● Work instructions
Report how many lines of these entries hold the string "полосы"; reply with the number alone.

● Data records
• • • •

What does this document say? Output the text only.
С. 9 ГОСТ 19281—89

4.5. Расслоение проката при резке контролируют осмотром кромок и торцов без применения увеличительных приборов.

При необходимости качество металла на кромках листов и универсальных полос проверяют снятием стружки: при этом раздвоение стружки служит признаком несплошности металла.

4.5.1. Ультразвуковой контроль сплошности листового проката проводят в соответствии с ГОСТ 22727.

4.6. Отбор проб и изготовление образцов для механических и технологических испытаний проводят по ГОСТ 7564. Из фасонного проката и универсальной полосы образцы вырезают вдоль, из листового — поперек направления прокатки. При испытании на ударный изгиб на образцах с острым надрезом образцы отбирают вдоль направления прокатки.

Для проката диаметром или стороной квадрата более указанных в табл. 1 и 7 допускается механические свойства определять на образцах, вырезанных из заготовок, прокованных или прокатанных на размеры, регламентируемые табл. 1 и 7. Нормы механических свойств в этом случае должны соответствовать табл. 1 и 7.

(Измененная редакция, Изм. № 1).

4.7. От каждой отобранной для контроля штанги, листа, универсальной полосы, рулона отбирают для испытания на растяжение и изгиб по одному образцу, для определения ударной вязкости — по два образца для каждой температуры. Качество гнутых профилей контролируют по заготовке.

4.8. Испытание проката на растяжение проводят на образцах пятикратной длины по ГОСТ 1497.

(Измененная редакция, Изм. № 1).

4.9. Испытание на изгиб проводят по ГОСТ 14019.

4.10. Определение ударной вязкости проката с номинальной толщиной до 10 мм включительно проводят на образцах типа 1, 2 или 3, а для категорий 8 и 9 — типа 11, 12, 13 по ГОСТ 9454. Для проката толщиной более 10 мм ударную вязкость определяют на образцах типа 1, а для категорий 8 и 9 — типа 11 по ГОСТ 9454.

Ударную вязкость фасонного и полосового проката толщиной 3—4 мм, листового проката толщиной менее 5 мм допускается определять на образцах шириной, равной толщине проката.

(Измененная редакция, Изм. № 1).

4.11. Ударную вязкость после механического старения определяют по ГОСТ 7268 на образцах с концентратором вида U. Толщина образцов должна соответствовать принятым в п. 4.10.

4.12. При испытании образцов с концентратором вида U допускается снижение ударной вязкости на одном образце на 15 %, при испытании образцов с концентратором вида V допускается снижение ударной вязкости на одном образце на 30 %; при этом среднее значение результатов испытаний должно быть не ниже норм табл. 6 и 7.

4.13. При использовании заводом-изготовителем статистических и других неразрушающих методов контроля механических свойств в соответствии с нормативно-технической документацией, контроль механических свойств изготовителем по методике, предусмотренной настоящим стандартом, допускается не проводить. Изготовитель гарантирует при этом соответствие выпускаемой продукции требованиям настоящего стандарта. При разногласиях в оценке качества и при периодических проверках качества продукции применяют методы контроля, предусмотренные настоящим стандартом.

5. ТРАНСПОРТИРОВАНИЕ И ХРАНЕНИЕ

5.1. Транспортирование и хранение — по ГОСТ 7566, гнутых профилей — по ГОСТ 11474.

• • • •

● Task output
2